▶ **Task requirements**: Go through the entries below and collect each line with the string "true" in it.

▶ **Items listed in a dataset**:
* BEGIN *
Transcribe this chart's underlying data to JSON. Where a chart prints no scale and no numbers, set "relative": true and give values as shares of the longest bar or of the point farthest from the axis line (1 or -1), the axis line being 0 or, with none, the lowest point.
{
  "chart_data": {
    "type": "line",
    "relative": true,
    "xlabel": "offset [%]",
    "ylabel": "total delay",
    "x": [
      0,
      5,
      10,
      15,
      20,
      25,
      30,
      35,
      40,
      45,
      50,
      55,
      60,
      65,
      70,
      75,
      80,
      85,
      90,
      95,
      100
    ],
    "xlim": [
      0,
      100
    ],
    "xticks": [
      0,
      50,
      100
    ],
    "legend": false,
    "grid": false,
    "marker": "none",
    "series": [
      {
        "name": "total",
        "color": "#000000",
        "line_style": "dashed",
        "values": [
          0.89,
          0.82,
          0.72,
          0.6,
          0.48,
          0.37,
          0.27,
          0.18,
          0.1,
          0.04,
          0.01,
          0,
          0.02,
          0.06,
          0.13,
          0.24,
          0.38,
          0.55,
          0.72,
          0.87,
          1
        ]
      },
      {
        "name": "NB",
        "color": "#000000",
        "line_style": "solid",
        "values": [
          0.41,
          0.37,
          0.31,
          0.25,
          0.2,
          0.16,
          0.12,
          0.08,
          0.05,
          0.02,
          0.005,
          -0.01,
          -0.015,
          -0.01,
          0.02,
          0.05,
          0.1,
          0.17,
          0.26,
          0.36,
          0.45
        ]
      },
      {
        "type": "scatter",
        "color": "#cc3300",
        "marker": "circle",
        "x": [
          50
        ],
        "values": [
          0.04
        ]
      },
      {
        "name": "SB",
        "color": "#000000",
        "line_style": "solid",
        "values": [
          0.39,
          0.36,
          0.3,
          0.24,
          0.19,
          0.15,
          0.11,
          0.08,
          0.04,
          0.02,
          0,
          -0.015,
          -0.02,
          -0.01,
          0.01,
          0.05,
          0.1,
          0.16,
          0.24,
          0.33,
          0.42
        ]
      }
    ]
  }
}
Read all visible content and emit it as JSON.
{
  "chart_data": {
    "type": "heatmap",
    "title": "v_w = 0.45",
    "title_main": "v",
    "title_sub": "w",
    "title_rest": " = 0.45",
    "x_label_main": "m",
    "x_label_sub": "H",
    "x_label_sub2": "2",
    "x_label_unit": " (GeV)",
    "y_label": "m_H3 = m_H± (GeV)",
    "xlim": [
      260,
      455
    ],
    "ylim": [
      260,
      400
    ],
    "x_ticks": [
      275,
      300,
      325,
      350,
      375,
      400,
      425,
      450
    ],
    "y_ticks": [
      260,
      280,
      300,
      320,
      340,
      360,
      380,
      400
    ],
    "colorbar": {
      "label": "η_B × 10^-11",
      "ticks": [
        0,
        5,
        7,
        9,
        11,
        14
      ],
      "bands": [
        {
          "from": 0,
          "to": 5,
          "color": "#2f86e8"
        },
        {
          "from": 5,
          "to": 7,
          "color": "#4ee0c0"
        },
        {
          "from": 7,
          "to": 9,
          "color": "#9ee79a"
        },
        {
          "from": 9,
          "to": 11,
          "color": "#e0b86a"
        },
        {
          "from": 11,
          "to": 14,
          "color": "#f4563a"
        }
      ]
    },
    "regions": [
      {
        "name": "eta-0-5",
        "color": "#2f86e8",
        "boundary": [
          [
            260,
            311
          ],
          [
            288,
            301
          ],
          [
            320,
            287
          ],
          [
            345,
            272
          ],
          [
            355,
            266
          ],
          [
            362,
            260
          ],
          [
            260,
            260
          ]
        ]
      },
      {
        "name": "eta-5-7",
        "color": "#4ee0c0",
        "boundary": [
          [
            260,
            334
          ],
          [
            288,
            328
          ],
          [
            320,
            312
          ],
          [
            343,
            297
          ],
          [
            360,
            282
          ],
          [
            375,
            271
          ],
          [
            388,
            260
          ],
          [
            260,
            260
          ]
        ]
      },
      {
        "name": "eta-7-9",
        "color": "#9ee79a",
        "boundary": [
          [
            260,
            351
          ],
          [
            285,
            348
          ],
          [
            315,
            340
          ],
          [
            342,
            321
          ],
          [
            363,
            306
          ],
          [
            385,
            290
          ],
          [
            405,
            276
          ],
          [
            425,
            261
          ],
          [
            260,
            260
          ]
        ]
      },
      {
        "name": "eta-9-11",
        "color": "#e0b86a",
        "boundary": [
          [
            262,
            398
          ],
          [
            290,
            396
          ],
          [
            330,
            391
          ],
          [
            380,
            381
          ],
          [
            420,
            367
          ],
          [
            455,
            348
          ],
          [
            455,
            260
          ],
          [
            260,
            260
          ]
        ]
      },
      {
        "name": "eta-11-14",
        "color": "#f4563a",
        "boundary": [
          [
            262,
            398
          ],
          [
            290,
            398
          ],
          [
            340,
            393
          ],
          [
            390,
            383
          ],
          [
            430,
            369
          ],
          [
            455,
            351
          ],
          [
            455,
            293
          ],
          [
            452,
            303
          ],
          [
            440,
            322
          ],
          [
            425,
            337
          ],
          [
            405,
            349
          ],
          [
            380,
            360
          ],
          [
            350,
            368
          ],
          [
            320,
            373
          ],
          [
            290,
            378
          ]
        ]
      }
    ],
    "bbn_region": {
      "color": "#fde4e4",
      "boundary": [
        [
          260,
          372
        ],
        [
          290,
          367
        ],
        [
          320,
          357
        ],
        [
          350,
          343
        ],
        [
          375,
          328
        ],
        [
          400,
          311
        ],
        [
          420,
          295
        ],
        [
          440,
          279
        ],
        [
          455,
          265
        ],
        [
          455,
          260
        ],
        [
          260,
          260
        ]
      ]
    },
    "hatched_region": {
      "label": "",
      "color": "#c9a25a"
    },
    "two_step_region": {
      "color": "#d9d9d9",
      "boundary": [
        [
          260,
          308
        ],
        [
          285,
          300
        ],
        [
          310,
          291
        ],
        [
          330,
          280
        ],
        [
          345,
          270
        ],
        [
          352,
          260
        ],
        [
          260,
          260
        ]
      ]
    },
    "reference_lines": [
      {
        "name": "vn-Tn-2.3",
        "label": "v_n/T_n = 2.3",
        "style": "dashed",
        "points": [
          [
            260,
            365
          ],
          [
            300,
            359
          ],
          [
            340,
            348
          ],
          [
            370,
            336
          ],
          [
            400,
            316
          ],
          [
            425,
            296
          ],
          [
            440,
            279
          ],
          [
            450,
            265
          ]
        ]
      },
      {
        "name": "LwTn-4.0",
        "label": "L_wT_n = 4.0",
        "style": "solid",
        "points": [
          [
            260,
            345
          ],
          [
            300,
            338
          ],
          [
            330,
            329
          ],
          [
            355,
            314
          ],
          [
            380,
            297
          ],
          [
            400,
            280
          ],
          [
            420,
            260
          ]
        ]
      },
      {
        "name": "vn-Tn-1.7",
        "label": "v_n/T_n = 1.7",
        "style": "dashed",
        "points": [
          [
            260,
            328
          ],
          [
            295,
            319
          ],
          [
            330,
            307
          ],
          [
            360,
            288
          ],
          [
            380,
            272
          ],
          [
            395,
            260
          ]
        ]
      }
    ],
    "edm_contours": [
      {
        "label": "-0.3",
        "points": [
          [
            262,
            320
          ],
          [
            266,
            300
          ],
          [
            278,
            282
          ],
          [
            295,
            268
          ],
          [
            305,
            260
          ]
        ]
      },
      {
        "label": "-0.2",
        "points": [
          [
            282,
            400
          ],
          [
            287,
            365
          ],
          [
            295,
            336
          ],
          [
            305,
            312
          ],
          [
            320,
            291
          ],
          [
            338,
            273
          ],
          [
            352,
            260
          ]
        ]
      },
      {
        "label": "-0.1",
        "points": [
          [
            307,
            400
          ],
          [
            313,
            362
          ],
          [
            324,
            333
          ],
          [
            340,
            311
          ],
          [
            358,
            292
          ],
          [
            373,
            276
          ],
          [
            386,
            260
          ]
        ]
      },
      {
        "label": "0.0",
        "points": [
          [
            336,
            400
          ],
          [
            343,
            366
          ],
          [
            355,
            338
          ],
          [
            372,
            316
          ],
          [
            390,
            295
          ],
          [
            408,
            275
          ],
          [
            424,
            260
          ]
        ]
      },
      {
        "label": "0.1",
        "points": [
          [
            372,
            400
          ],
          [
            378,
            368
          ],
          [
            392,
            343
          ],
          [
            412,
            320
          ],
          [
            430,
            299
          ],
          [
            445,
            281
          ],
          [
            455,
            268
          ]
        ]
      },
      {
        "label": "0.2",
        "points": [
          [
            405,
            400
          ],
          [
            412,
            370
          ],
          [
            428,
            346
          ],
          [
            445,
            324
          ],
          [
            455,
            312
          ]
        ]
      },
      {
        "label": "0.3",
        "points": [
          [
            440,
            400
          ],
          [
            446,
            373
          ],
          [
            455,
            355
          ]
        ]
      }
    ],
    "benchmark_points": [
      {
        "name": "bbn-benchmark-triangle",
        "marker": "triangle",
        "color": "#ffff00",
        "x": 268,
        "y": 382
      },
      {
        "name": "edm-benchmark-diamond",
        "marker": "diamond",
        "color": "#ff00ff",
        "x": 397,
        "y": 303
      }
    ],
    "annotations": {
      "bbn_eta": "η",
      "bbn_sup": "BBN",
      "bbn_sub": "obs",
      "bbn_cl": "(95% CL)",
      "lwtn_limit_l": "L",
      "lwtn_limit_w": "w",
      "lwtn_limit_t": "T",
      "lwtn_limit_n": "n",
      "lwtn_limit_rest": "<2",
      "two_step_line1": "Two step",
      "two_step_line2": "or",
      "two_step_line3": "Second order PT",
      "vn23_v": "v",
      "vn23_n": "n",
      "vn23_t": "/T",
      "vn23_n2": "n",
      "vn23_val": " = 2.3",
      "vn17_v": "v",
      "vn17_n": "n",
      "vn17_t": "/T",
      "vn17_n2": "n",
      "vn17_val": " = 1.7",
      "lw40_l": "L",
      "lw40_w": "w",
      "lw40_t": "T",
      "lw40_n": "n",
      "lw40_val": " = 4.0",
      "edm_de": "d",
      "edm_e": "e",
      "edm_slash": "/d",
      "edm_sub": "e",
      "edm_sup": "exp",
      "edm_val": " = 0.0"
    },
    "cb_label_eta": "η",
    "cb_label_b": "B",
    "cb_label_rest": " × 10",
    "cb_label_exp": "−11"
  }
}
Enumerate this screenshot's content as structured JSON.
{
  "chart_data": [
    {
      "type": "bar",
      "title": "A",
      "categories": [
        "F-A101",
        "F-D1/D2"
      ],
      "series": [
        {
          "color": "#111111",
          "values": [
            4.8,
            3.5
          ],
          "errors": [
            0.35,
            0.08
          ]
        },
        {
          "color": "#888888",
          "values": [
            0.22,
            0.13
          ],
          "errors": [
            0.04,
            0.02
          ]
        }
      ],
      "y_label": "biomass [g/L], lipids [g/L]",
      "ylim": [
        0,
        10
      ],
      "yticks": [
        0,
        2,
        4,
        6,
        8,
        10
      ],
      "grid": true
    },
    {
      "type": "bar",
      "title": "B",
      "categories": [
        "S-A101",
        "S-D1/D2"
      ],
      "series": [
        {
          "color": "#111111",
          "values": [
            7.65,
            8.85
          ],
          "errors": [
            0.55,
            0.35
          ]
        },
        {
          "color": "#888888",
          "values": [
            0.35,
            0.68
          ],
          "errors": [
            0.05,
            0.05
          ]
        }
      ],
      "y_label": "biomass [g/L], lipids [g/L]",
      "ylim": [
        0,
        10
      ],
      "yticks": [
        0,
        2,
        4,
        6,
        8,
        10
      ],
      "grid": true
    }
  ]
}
* END *
▶ **Task result**:
Transcribe this chart's underlying data to JSON. Where a chart prints no scale and no numbers, set "relative": true and give values as shares of the longest bar or of the point farthest from the axis line (1 or -1), the axis line being 0 or, with none, the lowest point.
    "relative": true,
      "grid": true
      "grid": true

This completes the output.